Task instructions: Reproduce all entries precisely as they are written.

[start Dataset records]

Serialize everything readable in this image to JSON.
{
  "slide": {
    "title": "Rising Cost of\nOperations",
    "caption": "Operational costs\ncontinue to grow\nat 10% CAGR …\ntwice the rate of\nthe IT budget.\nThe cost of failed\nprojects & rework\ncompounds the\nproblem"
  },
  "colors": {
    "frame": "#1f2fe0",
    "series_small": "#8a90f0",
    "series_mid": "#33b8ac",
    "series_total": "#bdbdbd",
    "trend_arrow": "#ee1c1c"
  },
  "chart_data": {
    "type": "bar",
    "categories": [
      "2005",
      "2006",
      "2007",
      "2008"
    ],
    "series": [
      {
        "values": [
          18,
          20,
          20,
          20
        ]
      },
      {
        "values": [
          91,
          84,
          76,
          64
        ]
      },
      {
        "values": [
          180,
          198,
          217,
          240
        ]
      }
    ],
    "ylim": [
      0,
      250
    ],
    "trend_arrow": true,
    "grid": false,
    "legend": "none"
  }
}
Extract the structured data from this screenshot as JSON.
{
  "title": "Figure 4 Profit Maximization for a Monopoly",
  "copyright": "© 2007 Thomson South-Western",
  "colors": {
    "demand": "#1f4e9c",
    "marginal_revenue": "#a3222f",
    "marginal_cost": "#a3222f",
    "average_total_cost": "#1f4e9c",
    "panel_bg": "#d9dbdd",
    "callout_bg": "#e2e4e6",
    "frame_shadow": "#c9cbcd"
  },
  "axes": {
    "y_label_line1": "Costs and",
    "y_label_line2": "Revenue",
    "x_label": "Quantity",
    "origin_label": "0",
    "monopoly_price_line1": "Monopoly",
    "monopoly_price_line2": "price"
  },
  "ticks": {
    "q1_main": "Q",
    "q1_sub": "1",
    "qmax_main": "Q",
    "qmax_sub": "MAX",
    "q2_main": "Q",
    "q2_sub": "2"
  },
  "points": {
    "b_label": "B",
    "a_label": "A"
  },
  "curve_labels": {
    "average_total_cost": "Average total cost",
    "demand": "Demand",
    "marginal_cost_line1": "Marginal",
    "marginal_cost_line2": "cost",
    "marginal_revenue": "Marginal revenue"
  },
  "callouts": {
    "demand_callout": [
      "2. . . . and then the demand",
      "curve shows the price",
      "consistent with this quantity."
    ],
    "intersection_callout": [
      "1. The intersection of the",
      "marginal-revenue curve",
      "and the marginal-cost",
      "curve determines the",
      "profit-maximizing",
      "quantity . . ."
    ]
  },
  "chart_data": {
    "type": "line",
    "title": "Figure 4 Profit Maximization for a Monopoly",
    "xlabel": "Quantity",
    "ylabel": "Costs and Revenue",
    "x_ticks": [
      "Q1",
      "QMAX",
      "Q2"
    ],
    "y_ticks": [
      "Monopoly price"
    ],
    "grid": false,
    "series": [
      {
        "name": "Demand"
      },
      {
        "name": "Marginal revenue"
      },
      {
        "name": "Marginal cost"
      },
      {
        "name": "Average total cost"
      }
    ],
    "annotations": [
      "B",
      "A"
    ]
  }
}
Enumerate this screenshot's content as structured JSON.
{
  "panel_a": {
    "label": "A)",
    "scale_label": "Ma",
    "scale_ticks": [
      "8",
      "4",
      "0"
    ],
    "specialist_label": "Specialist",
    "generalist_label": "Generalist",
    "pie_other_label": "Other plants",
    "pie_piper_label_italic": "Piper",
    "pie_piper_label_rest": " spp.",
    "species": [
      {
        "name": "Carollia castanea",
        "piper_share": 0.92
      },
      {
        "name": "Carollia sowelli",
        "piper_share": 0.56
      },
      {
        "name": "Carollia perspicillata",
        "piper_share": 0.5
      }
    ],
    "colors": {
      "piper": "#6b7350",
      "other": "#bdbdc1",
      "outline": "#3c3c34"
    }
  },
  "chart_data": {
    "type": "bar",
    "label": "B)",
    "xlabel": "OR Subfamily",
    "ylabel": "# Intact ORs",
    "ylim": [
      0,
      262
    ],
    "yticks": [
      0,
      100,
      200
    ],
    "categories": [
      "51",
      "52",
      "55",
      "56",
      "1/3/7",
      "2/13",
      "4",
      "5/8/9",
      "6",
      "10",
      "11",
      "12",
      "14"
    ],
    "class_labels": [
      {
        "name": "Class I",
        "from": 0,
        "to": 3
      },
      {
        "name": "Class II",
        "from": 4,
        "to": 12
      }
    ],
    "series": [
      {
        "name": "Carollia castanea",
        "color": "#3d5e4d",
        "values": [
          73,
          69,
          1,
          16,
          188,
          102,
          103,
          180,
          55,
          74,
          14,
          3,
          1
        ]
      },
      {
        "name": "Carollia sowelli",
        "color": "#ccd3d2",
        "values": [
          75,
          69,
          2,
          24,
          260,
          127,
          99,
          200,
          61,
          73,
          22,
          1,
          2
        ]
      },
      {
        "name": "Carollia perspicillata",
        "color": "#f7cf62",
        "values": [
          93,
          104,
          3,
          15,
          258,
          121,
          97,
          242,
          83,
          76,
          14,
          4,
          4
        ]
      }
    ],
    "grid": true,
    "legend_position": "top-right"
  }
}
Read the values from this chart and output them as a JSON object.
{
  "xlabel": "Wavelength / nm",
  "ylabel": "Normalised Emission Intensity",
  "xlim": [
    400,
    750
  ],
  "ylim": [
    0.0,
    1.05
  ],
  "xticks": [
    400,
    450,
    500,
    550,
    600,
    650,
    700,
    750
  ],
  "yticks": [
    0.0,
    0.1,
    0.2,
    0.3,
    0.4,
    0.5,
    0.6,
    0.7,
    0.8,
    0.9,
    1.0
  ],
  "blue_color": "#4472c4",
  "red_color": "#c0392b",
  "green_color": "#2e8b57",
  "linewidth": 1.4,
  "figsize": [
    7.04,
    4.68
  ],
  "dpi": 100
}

[end Dataset records]

Task response:
Serialize everything readable in this image to JSON.
{
  "slide": {
    "title": "Rising Cost of\nOperations",
    "caption": "Operational costs\ncontinue to grow\nat 10% CAGR …\ntwice the rate of\nthe IT budget.\nThe cost of failed\nprojects & rework\ncompounds the\nproblem"
  },
  "colors": {
    "frame": "#1f2fe0",
    "series_small": "#8a90f0",
    "series_mid": "#33b8ac",
    "series_total": "#bdbdbd",
    "trend_arrow": "#ee1c1c"
  },
  "chart_data": {
    "type": "bar",
    "categories": [
      "2005",
      "2006",
      "2007",
      "2008"
    ],
    "series": [
      {
        "values": [
          18,
          20,
          20,
          20
        ]
      },
      {
        "values": [
          91,
          84,
          76,
          64
        ]
      },
      {
        "values": [
          180,
          198,
          217,
          240
        ]
      }
    ],
    "ylim": [
      0,
      250
    ],
    "trend_arrow": true,
    "grid": false,
    "legend": "none"
  }
}
Extract the structured data from this screenshot as JSON.
{
  "title": "Figure 4 Profit Maximization for a Monopoly",
  "copyright": "© 2007 Thomson South-Western",
  "colors": {
    "demand": "#1f4e9c",
    "marginal_revenue": "#a3222f",
    "marginal_cost": "#a3222f",
    "average_total_cost": "#1f4e9c",
    "panel_bg": "#d9dbdd",
    "callout_bg": "#e2e4e6",
    "frame_shadow": "#c9cbcd"
  },
  "axes": {
    "y_label_line1": "Costs and",
    "y_label_line2": "Revenue",
    "x_label": "Quantity",
    "origin_label": "0",
    "monopoly_price_line1": "Monopoly",
    "monopoly_price_line2": "price"
  },
  "ticks": {
    "q1_main": "Q",
    "q1_sub": "1",
    "qmax_main": "Q",
    "qmax_sub": "MAX",
    "q2_main": "Q",
    "q2_sub": "2"
  },
  "points": {
    "b_label": "B",
    "a_label": "A"
  },
  "curve_labels": {
    "average_total_cost": "Average total cost",
    "demand": "Demand",
    "marginal_cost_line1": "Marginal",
    "marginal_cost_line2": "cost",
    "marginal_revenue": "Marginal revenue"
  },
  "callouts": {
    "demand_callout": [
      "2. . . . and then the demand",
      "curve shows the price",
      "consistent with this quantity."
    ],
    "intersection_callout": [
      "1. The intersection of the",
      "marginal-revenue curve",
      "and the marginal-cost",
      "curve determines the",
      "profit-maximizing",
      "quantity . . ."
    ]
  },
  "chart_data": {
    "type": "line",
    "title": "Figure 4 Profit Maximization for a Monopoly",
    "xlabel": "Quantity",
    "ylabel": "Costs and Revenue",
    "x_ticks": [
      "Q1",
      "QMAX",
      "Q2"
    ],
    "y_ticks": [
      "Monopoly price"
    ],
    "grid": false,
    "series": [
      {
        "name": "Demand"
      },
      {
        "name": "Marginal revenue"
      },
      {
        "name": "Marginal cost"
      },
      {
        "name": "Average total cost"
      }
    ],
    "annotations": [
      "B",
      "A"
    ]
  }
}
Enumerate this screenshot's content as structured JSON.
{
  "panel_a": {
    "label": "A)",
    "scale_label": "Ma",
    "scale_ticks": [
      "8",
      "4",
      "0"
    ],
    "specialist_label": "Specialist",
    "generalist_label": "Generalist",
    "pie_other_label": "Other plants",
    "pie_piper_label_italic": "Piper",
    "pie_piper_label_rest": " spp.",
    "species": [
      {
        "name": "Carollia castanea",
        "piper_share": 0.92
      },
      {
        "name": "Carollia sowelli",
        "piper_share": 0.56
      },
      {
        "name": "Carollia perspicillata",
        "piper_share": 0.5
      }
    ],
    "colors": {
      "piper": "#6b7350",
      "other": "#bdbdc1",
      "outline": "#3c3c34"
    }
  },
  "chart_data": {
    "type": "bar",
    "label": "B)",
    "xlabel": "OR Subfamily",
    "ylabel": "# Intact ORs",
    "ylim": [
      0,
      262
    ],
    "yticks": [
      0,
      100,
      200
    ],
    "categories": [
      "51",
      "52",
      "55",
      "56",
      "1/3/7",
      "2/13",
      "4",
      "5/8/9",
      "6",
      "10",
      "11",
      "12",
      "14"
    ],
    "class_labels": [
      {
        "name": "Class I",
        "from": 0,
        "to": 3
      },
      {
        "name": "Class II",
        "from": 4,
        "to": 12
      }
    ],
    "series": [
      {
        "name": "Carollia castanea",
        "color": "#3d5e4d",
        "values": [
          73,
          69,
          1,
          16,
          188,
          102,
          103,
          180,
          55,
          74,
          14,
          3,
          1
        ]
      },
      {
        "name": "Carollia sowelli",
        "color": "#ccd3d2",
        "values": [
          75,
          69,
          2,
          24,
          260,
          127,
          99,
          200,
          61,
          73,
          22,
          1,
          2
        ]
      },
      {
        "name": "Carollia perspicillata",
        "color": "#f7cf62",
        "values": [
          93,
          104,
          3,
          15,
          258,
          121,
          97,
          242,
          83,
          76,
          14,
          4,
          4
        ]
      }
    ],
    "grid": true,
    "legend_position": "top-right"
  }
}
Read the values from this chart and output them as a JSON object.
{
  "xlabel": "Wavelength / nm",
  "ylabel": "Normalised Emission Intensity",
  "xlim": [
    400,
    750
  ],
  "ylim": [
    0.0,
    1.05
  ],
  "xticks": [
    400,
    450,
    500,
    550,
    600,
    650,
    700,
    750
  ],
  "yticks": [
    0.0,
    0.1,
    0.2,
    0.3,
    0.4,
    0.5,
    0.6,
    0.7,
    0.8,
    0.9,
    1.0
  ],
  "blue_color": "#4472c4",
  "red_color": "#c0392b",
  "green_color": "#2e8b57",
  "linewidth": 1.4,
  "figsize": [
    7.04,
    4.68
  ],
  "dpi": 100
}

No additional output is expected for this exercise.